## Begin

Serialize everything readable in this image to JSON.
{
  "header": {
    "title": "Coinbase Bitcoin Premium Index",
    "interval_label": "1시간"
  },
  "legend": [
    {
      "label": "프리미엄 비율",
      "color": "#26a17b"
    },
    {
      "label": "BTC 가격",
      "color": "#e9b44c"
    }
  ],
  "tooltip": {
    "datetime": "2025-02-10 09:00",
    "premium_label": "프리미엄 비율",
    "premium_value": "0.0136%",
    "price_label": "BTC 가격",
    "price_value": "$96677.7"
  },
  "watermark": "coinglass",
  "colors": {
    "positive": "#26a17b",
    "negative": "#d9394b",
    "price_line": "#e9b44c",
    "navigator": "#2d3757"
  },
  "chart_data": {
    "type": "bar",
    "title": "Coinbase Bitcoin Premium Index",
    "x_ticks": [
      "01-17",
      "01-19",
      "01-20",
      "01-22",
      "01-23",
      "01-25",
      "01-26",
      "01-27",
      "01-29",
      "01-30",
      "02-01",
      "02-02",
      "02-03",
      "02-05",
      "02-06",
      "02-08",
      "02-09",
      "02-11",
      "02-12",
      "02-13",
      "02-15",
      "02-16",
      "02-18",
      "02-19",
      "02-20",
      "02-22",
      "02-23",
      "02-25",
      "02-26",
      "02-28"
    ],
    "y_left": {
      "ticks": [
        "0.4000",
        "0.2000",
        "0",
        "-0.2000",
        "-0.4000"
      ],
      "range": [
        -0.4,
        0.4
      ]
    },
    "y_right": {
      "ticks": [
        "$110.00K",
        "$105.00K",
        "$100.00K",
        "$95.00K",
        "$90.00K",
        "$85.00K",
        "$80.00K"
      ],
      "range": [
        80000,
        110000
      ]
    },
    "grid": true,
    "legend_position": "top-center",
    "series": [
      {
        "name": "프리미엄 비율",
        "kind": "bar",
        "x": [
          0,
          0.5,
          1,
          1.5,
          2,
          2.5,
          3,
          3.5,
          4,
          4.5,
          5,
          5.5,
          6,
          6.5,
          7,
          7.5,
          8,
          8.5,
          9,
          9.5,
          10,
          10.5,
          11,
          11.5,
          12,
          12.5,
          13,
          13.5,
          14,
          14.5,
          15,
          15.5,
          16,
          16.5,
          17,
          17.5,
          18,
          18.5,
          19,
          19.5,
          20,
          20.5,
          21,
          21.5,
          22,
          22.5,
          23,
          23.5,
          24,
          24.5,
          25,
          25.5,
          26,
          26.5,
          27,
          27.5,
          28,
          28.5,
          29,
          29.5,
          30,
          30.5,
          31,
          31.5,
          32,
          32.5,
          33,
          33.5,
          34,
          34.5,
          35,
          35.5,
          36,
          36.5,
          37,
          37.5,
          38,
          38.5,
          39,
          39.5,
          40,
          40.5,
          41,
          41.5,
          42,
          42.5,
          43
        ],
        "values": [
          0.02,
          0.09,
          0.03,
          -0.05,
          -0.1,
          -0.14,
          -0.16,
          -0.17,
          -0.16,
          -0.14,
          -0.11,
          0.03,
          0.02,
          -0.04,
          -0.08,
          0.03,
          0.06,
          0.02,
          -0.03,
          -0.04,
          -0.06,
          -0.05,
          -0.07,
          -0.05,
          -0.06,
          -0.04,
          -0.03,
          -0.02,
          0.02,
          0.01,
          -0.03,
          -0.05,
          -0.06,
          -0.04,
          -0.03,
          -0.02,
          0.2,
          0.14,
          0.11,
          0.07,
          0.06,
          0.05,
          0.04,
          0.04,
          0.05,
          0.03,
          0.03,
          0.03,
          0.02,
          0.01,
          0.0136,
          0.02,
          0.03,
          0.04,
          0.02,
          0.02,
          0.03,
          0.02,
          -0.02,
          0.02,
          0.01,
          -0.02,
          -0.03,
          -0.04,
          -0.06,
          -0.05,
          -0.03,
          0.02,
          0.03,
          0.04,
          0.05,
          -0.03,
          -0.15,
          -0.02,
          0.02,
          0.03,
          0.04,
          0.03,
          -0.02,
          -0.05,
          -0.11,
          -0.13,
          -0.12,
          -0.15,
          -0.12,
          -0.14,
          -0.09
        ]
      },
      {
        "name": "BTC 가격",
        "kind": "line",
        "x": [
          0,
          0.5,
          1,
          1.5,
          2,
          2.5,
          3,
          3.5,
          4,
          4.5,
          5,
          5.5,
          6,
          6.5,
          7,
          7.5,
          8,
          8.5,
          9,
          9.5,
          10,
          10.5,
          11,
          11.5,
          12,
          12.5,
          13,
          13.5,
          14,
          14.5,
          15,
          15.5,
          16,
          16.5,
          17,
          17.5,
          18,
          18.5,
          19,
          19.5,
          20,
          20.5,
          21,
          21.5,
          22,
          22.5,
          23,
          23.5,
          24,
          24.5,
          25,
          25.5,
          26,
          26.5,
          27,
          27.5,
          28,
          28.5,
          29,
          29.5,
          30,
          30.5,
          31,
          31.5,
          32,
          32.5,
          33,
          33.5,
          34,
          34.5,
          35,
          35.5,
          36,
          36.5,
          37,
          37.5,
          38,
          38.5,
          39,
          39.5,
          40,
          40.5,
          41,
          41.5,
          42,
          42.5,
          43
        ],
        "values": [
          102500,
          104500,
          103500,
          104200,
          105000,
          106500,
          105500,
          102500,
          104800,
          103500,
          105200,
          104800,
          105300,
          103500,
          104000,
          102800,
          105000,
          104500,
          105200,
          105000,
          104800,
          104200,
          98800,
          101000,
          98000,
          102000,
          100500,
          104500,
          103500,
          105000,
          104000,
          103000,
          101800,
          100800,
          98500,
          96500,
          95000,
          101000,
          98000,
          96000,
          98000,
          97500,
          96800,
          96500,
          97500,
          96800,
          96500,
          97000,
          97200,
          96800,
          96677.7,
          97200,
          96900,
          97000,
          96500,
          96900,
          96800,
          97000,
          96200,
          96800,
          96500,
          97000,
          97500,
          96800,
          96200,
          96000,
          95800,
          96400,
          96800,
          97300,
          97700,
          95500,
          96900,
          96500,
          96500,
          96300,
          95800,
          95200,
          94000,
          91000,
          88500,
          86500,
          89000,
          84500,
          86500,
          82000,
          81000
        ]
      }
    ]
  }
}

## End

*Stated exercise*.
Please set down all the data word for word.

*Result of this exercise*.
Serialize everything readable in this image to JSON.
{
  "header": {
    "title": "Coinbase Bitcoin Premium Index",
    "interval_label": "1시간"
  },
  "legend": [
    {
      "label": "프리미엄 비율",
      "color": "#26a17b"
    },
    {
      "label": "BTC 가격",
      "color": "#e9b44c"
    }
  ],
  "tooltip": {
    "datetime": "2025-02-10 09:00",
    "premium_label": "프리미엄 비율",
    "premium_value": "0.0136%",
    "price_label": "BTC 가격",
    "price_value": "$96677.7"
  },
  "watermark": "coinglass",
  "colors": {
    "positive": "#26a17b",
    "negative": "#d9394b",
    "price_line": "#e9b44c",
    "navigator": "#2d3757"
  },
  "chart_data": {
    "type": "bar",
    "title": "Coinbase Bitcoin Premium Index",
    "x_ticks": [
      "01-17",
      "01-19",
      "01-20",
      "01-22",
      "01-23",
      "01-25",
      "01-26",
      "01-27",
      "01-29",
      "01-30",
      "02-01",
      "02-02",
      "02-03",
      "02-05",
      "02-06",
      "02-08",
      "02-09",
      "02-11",
      "02-12",
      "02-13",
      "02-15",
      "02-16",
      "02-18",
      "02-19",
      "02-20",
      "02-22",
      "02-23",
      "02-25",
      "02-26",
      "02-28"
    ],
    "y_left": {
      "ticks": [
        "0.4000",
        "0.2000",
        "0",
        "-0.2000",
        "-0.4000"
      ],
      "range": [
        -0.4,
        0.4
      ]
    },
    "y_right": {
      "ticks": [
        "$110.00K",
        "$105.00K",
        "$100.00K",
        "$95.00K",
        "$90.00K",
        "$85.00K",
        "$80.00K"
      ],
      "range": [
        80000,
        110000
      ]
    },
    "grid": true,
    "legend_position": "top-center",
    "series": [
      {
        "name": "프리미엄 비율",
        "kind": "bar",
        "x": [
          0,
          0.5,
          1,
          1.5,
          2,
          2.5,
          3,
          3.5,
          4,
          4.5,
          5,
          5.5,
          6,
          6.5,
          7,
          7.5,
          8,
          8.5,
          9,
          9.5,
          10,
          10.5,
          11,
          11.5,
          12,
          12.5,
          13,
          13.5,
          14,
          14.5,
          15,
          15.5,
          16,
          16.5,
          17,
          17.5,
          18,
          18.5,
          19,
          19.5,
          20,
          20.5,
          21,
          21.5,
          22,
          22.5,
          23,
          23.5,
          24,
          24.5,
          25,
          25.5,
          26,
          26.5,
          27,
          27.5,
          28,
          28.5,
          29,
          29.5,
          30,
          30.5,
          31,
          31.5,
          32,
          32.5,
          33,
          33.5,
          34,
          34.5,
          35,
          35.5,
          36,
          36.5,
          37,
          37.5,
          38,
          38.5,
          39,
          39.5,
          40,
          40.5,
          41,
          41.5,
          42,
          42.5,
          43
        ],
        "values": [
          0.02,
          0.09,
          0.03,
          -0.05,
          -0.1,
          -0.14,
          -0.16,
          -0.17,
          -0.16,
          -0.14,
          -0.11,
          0.03,
          0.02,
          -0.04,
          -0.08,
          0.03,
          0.06,
          0.02,
          -0.03,
          -0.04,
          -0.06,
          -0.05,
          -0.07,
          -0.05,
          -0.06,
          -0.04,
          -0.03,
          -0.02,
          0.02,
          0.01,
          -0.03,
          -0.05,
          -0.06,
          -0.04,
          -0.03,
          -0.02,
          0.2,
          0.14,
          0.11,
          0.07,
          0.06,
          0.05,
          0.04,
          0.04,
          0.05,
          0.03,
          0.03,
          0.03,
          0.02,
          0.01,
          0.0136,
          0.02,
          0.03,
          0.04,
          0.02,
          0.02,
          0.03,
          0.02,
          -0.02,
          0.02,
          0.01,
          -0.02,
          -0.03,
          -0.04,
          -0.06,
          -0.05,
          -0.03,
          0.02,
          0.03,
          0.04,
          0.05,
          -0.03,
          -0.15,
          -0.02,
          0.02,
          0.03,
          0.04,
          0.03,
          -0.02,
          -0.05,
          -0.11,
          -0.13,
          -0.12,
          -0.15,
          -0.12,
          -0.14,
          -0.09
        ]
      },
      {
        "name": "BTC 가격",
        "kind": "line",
        "x": [
          0,
          0.5,
          1,
          1.5,
          2,
          2.5,
          3,
          3.5,
          4,
          4.5,
          5,
          5.5,
          6,
          6.5,
          7,
          7.5,
          8,
          8.5,
          9,
          9.5,
          10,
          10.5,
          11,
          11.5,
          12,
          12.5,
          13,
          13.5,
          14,
          14.5,
          15,
          15.5,
          16,
          16.5,
          17,
          17.5,
          18,
          18.5,
          19,
          19.5,
          20,
          20.5,
          21,
          21.5,
          22,
          22.5,
          23,
          23.5,
          24,
          24.5,
          25,
          25.5,
          26,
          26.5,
          27,
          27.5,
          28,
          28.5,
          29,
          29.5,
          30,
          30.5,
          31,
          31.5,
          32,
          32.5,
          33,
          33.5,
          34,
          34.5,
          35,
          35.5,
          36,
          36.5,
          37,
          37.5,
          38,
          38.5,
          39,
          39.5,
          40,
          40.5,
          41,
          41.5,
          42,
          42.5,
          43
        ],
        "values": [
          102500,
          104500,
          103500,
          104200,
          105000,
          106500,
          105500,
          102500,
          104800,
          103500,
          105200,
          104800,
          105300,
          103500,
          104000,
          102800,
          105000,
          104500,
          105200,
          105000,
          104800,
          104200,
          98800,
          101000,
          98000,
          102000,
          100500,
          104500,
          103500,
          105000,
          104000,
          103000,
          101800,
          100800,
          98500,
          96500,
          95000,
          101000,
          98000,
          96000,
          98000,
          97500,
          96800,
          96500,
          97500,
          96800,
          96500,
          97000,
          97200,
          96800,
          96677.7,
          97200,
          96900,
          97000,
          96500,
          96900,
          96800,
          97000,
          96200,
          96800,
          96500,
          97000,
          97500,
          96800,
          96200,
          96000,
          95800,
          96400,
          96800,
          97300,
          97700,
          95500,
          96900,
          96500,
          96500,
          96300,
          95800,
          95200,
          94000,
          91000,
          88500,
          86500,
          89000,
          84500,
          86500,
          82000,
          81000
        ]
      }
    ]
  }
}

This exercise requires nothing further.